# WHAT IS BEING ASKED
Reproduce the full listing below unchanged, apart from the pictures.

# STORED RECORDS
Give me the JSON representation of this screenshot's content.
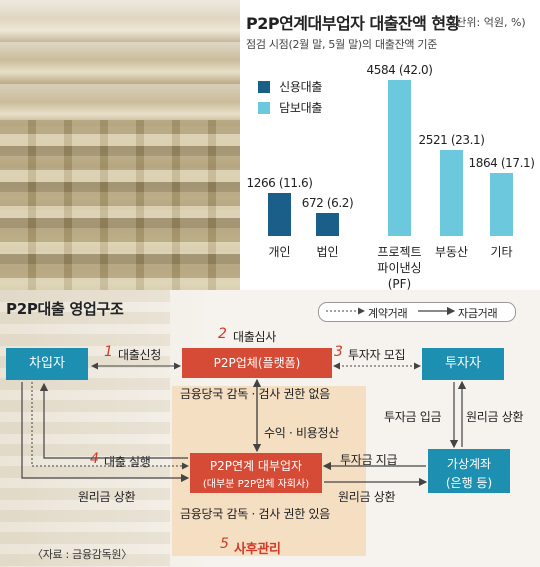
{
  "chart": {
    "title": "P2P연계대부업자 대출잔액 현황",
    "unit": "(단위: 억원, %)",
    "subtitle": "점검 시점(2월 말, 5월 말)의 대출잔액 기준",
    "legend": [
      "신용대출",
      "담보대출"
    ]
  },
  "chart_data": {
    "type": "bar",
    "categories": [
      "개인",
      "법인",
      "프로젝트 파이낸싱(PF)",
      "부동산",
      "기타"
    ],
    "series": [
      {
        "name": "신용대출",
        "values": [
          1266,
          672,
          null,
          null,
          null
        ]
      },
      {
        "name": "담보대출",
        "values": [
          null,
          null,
          4584,
          2521,
          1864
        ]
      }
    ],
    "data_labels": [
      "1266 (11.6)",
      "672 (6.2)",
      "4584 (42.0)",
      "2521 (23.1)",
      "1864 (17.1)"
    ],
    "colors": {
      "신용대출": "#1a5f8a",
      "담보대출": "#6cc8dc"
    }
  },
  "diagram": {
    "title": "P2P대출 영업구조",
    "legend": {
      "contract": "계약거래",
      "money": "자금거래"
    },
    "borrower": "차입자",
    "platform": "P2P업체(플랫폼)",
    "investor": "투자자",
    "lender_line1": "P2P연계 대부업자",
    "lender_line2": "(대부분 P2P업체 자회사)",
    "escrow_line1": "가상계좌",
    "escrow_line2": "(은행 등)",
    "steps": [
      {
        "num": "1",
        "label": "대출신청"
      },
      {
        "num": "2",
        "label": "대출심사"
      },
      {
        "num": "3",
        "label": "투자자 모집"
      },
      {
        "num": "4",
        "label": "대출 실행"
      },
      {
        "num": "5",
        "label": "사후관리"
      }
    ],
    "note_platform": "금융당국 감독 · 검사 권한 없음",
    "note_lender": "금융당국 감독 · 검사 권한 있음",
    "fee": "수익 · 비용정산",
    "invest_in": "투자금 입금",
    "principal_back": "원리금 상환",
    "invest_pay": "투자금 지급",
    "principal_repay_right": "원리금 상환",
    "principal_repay_left": "원리금 상환",
    "source": "〈자료 : 금융감독원〉"
  }
}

# PROBLEM SOLUTION
Give me the JSON representation of this screenshot's content.
{
  "chart": {
    "title": "P2P연계대부업자 대출잔액 현황",
    "unit": "(단위: 억원, %)",
    "subtitle": "점검 시점(2월 말, 5월 말)의 대출잔액 기준",
    "legend": [
      "신용대출",
      "담보대출"
    ]
  },
  "chart_data": {
    "type": "bar",
    "categories": [
      "개인",
      "법인",
      "프로젝트 파이낸싱(PF)",
      "부동산",
      "기타"
    ],
    "series": [
      {
        "name": "신용대출",
        "values": [
          1266,
          672,
          null,
          null,
          null
        ]
      },
      {
        "name": "담보대출",
        "values": [
          null,
          null,
          4584,
          2521,
          1864
        ]
      }
    ],
    "data_labels": [
      "1266 (11.6)",
      "672 (6.2)",
      "4584 (42.0)",
      "2521 (23.1)",
      "1864 (17.1)"
    ],
    "colors": {
      "신용대출": "#1a5f8a",
      "담보대출": "#6cc8dc"
    }
  },
  "diagram": {
    "title": "P2P대출 영업구조",
    "legend": {
      "contract": "계약거래",
      "money": "자금거래"
    },
    "borrower": "차입자",
    "platform": "P2P업체(플랫폼)",
    "investor": "투자자",
    "lender_line1": "P2P연계 대부업자",
    "lender_line2": "(대부분 P2P업체 자회사)",
    "escrow_line1": "가상계좌",
    "escrow_line2": "(은행 등)",
    "steps": [
      {
        "num": "1",
        "label": "대출신청"
      },
      {
        "num": "2",
        "label": "대출심사"
      },
      {
        "num": "3",
        "label": "투자자 모집"
      },
      {
        "num": "4",
        "label": "대출 실행"
      },
      {
        "num": "5",
        "label": "사후관리"
      }
    ],
    "note_platform": "금융당국 감독 · 검사 권한 없음",
    "note_lender": "금융당국 감독 · 검사 권한 있음",
    "fee": "수익 · 비용정산",
    "invest_in": "투자금 입금",
    "principal_back": "원리금 상환",
    "invest_pay": "투자금 지급",
    "principal_repay_right": "원리금 상환",
    "principal_repay_left": "원리금 상환",
    "source": "〈자료 : 금융감독원〉"
  }
}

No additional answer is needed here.